[Begin Available data]

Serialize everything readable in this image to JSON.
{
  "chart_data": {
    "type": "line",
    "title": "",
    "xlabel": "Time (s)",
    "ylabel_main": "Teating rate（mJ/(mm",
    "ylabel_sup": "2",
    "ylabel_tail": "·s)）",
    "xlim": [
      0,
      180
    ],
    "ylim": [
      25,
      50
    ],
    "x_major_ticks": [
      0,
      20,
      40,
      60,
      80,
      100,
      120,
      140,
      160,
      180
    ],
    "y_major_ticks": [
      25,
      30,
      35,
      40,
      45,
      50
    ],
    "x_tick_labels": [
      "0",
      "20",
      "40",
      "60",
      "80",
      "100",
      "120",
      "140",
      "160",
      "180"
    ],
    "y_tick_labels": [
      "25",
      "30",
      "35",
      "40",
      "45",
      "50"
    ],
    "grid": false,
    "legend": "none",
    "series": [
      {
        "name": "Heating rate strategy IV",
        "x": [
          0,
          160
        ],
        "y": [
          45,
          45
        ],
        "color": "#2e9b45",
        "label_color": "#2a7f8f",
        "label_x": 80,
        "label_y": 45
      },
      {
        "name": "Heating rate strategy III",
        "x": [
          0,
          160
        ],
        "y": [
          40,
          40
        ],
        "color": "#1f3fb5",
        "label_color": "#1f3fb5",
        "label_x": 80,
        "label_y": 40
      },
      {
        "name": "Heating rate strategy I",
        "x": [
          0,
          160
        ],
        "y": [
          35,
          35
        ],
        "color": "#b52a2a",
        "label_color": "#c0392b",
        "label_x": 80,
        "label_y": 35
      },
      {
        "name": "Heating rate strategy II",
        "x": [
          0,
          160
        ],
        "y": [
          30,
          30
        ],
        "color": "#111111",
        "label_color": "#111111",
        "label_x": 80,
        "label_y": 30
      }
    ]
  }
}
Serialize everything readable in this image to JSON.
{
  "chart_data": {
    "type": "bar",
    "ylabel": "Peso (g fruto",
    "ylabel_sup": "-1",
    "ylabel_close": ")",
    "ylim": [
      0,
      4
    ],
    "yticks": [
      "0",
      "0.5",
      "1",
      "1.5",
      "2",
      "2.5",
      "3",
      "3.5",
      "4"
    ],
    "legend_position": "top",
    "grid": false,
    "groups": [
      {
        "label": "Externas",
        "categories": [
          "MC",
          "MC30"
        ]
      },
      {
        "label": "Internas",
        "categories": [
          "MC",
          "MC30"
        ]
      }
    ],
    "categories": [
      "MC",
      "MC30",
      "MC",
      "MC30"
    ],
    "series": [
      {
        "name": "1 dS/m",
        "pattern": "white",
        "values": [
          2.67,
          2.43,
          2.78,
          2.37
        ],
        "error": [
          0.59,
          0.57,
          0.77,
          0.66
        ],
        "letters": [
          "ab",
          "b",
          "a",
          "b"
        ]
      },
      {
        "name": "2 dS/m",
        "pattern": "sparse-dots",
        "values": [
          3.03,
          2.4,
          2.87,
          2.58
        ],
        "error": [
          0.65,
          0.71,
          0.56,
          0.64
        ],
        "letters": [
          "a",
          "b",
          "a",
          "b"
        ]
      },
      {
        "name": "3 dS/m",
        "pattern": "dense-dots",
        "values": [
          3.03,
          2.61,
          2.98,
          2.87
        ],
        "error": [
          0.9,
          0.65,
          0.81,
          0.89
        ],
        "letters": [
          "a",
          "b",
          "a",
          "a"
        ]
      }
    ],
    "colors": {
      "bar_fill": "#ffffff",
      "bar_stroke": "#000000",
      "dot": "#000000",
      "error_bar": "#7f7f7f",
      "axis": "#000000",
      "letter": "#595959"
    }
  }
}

[End Available data]

→ **What you are asked to do**: Nothing should be left out: return all of the records exactly.

→ **Correct response**:
Serialize everything readable in this image to JSON.
{
  "chart_data": {
    "type": "line",
    "title": "",
    "xlabel": "Time (s)",
    "ylabel_main": "Teating rate（mJ/(mm",
    "ylabel_sup": "2",
    "ylabel_tail": "·s)）",
    "xlim": [
      0,
      180
    ],
    "ylim": [
      25,
      50
    ],
    "x_major_ticks": [
      0,
      20,
      40,
      60,
      80,
      100,
      120,
      140,
      160,
      180
    ],
    "y_major_ticks": [
      25,
      30,
      35,
      40,
      45,
      50
    ],
    "x_tick_labels": [
      "0",
      "20",
      "40",
      "60",
      "80",
      "100",
      "120",
      "140",
      "160",
      "180"
    ],
    "y_tick_labels": [
      "25",
      "30",
      "35",
      "40",
      "45",
      "50"
    ],
    "grid": false,
    "legend": "none",
    "series": [
      {
        "name": "Heating rate strategy IV",
        "x": [
          0,
          160
        ],
        "y": [
          45,
          45
        ],
        "color": "#2e9b45",
        "label_color": "#2a7f8f",
        "label_x": 80,
        "label_y": 45
      },
      {
        "name": "Heating rate strategy III",
        "x": [
          0,
          160
        ],
        "y": [
          40,
          40
        ],
        "color": "#1f3fb5",
        "label_color": "#1f3fb5",
        "label_x": 80,
        "label_y": 40
      },
      {
        "name": "Heating rate strategy I",
        "x": [
          0,
          160
        ],
        "y": [
          35,
          35
        ],
        "color": "#b52a2a",
        "label_color": "#c0392b",
        "label_x": 80,
        "label_y": 35
      },
      {
        "name": "Heating rate strategy II",
        "x": [
          0,
          160
        ],
        "y": [
          30,
          30
        ],
        "color": "#111111",
        "label_color": "#111111",
        "label_x": 80,
        "label_y": 30
      }
    ]
  }
}
Serialize everything readable in this image to JSON.
{
  "chart_data": {
    "type": "bar",
    "ylabel": "Peso (g fruto",
    "ylabel_sup": "-1",
    "ylabel_close": ")",
    "ylim": [
      0,
      4
    ],
    "yticks": [
      "0",
      "0.5",
      "1",
      "1.5",
      "2",
      "2.5",
      "3",
      "3.5",
      "4"
    ],
    "legend_position": "top",
    "grid": false,
    "groups": [
      {
        "label": "Externas",
        "categories": [
          "MC",
          "MC30"
        ]
      },
      {
        "label": "Internas",
        "categories": [
          "MC",
          "MC30"
        ]
      }
    ],
    "categories": [
      "MC",
      "MC30",
      "MC",
      "MC30"
    ],
    "series": [
      {
        "name": "1 dS/m",
        "pattern": "white",
        "values": [
          2.67,
          2.43,
          2.78,
          2.37
        ],
        "error": [
          0.59,
          0.57,
          0.77,
          0.66
        ],
        "letters": [
          "ab",
          "b",
          "a",
          "b"
        ]
      },
      {
        "name": "2 dS/m",
        "pattern": "sparse-dots",
        "values": [
          3.03,
          2.4,
          2.87,
          2.58
        ],
        "error": [
          0.65,
          0.71,
          0.56,
          0.64
        ],
        "letters": [
          "a",
          "b",
          "a",
          "b"
        ]
      },
      {
        "name": "3 dS/m",
        "pattern": "dense-dots",
        "values": [
          3.03,
          2.61,
          2.98,
          2.87
        ],
        "error": [
          0.9,
          0.65,
          0.81,
          0.89
        ],
        "letters": [
          "a",
          "b",
          "a",
          "a"
        ]
      }
    ],
    "colors": {
      "bar_fill": "#ffffff",
      "bar_stroke": "#000000",
      "dot": "#000000",
      "error_bar": "#7f7f7f",
      "axis": "#000000",
      "letter": "#595959"
    }
  }
}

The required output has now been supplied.